Problem requirements: Select every line containing the word "Choroid" from the material, and copy those lines.

......

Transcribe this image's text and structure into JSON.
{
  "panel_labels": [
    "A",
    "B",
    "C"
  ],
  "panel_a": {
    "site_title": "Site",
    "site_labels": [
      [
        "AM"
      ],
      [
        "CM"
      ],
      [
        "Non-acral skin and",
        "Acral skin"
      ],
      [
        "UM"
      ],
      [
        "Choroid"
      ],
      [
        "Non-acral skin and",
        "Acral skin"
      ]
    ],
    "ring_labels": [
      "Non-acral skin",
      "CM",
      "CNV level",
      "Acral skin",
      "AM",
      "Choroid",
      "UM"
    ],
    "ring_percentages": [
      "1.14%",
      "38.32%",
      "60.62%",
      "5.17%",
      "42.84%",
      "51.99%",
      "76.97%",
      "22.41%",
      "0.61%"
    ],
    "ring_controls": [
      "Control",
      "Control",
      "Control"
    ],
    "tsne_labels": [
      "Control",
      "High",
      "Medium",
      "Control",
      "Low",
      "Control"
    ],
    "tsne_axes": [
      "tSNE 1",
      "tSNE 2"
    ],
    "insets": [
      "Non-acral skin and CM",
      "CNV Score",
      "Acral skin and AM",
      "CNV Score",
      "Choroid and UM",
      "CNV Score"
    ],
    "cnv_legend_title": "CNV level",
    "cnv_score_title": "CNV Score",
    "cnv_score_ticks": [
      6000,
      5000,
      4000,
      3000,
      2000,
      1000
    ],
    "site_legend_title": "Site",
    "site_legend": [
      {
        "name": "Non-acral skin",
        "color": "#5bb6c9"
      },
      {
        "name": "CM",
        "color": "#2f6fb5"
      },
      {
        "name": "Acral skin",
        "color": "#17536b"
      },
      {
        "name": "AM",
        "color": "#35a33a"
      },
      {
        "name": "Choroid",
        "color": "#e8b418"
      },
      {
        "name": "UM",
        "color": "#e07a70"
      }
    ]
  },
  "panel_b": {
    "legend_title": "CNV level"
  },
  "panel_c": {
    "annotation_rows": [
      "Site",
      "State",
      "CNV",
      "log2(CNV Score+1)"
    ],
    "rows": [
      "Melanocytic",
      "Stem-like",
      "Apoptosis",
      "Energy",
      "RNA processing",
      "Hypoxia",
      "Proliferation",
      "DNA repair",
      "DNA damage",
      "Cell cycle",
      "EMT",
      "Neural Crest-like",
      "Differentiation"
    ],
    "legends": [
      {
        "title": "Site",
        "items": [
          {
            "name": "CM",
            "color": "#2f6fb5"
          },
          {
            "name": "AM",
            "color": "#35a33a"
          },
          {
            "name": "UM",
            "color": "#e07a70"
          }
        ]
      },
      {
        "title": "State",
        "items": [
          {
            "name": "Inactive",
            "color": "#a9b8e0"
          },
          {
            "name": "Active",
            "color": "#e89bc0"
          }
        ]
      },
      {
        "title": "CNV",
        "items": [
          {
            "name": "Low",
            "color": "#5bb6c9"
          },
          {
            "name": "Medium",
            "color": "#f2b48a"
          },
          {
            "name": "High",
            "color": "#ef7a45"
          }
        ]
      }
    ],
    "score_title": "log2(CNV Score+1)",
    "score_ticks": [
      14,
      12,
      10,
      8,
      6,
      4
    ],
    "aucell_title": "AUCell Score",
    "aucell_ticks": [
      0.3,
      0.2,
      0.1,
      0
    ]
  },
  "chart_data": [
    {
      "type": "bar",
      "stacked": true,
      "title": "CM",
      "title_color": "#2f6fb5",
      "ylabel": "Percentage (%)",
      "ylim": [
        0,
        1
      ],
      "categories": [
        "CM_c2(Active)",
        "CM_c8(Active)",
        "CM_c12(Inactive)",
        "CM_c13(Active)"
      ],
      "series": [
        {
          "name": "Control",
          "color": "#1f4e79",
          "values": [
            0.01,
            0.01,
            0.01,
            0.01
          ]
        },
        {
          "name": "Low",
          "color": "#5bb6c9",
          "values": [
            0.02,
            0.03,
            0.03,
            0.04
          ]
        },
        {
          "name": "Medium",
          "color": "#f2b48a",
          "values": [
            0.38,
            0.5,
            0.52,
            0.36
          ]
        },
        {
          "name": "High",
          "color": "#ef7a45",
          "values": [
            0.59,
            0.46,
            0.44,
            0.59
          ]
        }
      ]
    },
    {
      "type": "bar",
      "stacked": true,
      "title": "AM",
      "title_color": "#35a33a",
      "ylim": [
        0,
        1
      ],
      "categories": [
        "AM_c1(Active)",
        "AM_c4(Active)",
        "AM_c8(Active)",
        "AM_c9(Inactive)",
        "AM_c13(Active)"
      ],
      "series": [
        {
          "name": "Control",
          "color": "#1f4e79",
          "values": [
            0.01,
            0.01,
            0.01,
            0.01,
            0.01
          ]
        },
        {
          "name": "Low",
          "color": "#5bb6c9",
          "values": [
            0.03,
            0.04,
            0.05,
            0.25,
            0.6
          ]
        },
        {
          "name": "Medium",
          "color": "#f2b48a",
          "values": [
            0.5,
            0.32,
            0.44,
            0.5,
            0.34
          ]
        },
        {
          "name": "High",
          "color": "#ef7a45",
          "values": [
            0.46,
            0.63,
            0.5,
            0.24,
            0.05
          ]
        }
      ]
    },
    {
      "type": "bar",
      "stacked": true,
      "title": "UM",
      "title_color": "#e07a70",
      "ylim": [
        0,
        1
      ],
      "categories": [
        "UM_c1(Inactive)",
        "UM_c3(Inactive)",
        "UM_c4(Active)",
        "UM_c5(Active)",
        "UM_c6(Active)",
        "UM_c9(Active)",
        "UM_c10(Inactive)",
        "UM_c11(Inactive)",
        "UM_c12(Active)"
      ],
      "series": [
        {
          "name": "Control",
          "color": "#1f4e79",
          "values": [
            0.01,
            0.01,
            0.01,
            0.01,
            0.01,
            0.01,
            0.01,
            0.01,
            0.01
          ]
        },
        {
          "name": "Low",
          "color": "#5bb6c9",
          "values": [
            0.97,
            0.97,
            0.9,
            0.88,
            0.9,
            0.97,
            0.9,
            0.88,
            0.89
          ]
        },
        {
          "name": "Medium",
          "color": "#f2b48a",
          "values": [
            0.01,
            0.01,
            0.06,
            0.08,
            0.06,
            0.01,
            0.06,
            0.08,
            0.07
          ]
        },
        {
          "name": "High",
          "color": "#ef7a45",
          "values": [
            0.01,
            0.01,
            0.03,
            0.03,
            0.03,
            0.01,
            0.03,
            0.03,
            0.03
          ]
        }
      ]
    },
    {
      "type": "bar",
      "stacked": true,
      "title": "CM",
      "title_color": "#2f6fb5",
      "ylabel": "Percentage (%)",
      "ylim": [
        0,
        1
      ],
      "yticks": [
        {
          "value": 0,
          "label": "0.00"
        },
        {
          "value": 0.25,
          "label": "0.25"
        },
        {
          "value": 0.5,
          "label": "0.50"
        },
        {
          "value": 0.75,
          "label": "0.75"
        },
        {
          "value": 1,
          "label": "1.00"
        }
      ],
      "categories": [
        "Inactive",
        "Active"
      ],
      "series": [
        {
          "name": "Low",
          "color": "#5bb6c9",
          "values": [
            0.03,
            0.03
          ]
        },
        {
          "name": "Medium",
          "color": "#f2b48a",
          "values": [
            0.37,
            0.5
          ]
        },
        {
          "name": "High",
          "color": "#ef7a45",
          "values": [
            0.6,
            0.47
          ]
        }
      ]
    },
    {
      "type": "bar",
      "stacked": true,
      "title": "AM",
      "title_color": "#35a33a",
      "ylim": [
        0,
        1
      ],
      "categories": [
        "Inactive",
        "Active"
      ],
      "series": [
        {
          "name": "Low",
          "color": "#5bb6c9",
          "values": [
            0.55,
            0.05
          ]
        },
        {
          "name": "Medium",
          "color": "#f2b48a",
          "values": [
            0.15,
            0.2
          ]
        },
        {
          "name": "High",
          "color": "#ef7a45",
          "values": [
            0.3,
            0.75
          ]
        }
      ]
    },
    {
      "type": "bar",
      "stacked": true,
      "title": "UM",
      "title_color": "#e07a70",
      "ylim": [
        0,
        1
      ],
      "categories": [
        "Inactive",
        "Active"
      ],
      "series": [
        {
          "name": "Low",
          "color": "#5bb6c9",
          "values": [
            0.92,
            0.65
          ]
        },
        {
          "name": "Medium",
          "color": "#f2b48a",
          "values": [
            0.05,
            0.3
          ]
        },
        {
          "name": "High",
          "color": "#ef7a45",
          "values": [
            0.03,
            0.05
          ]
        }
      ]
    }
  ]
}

......

Final result:
        "Choroid"
      "Choroid",
      "Choroid and UM",
        "name": "Choroid",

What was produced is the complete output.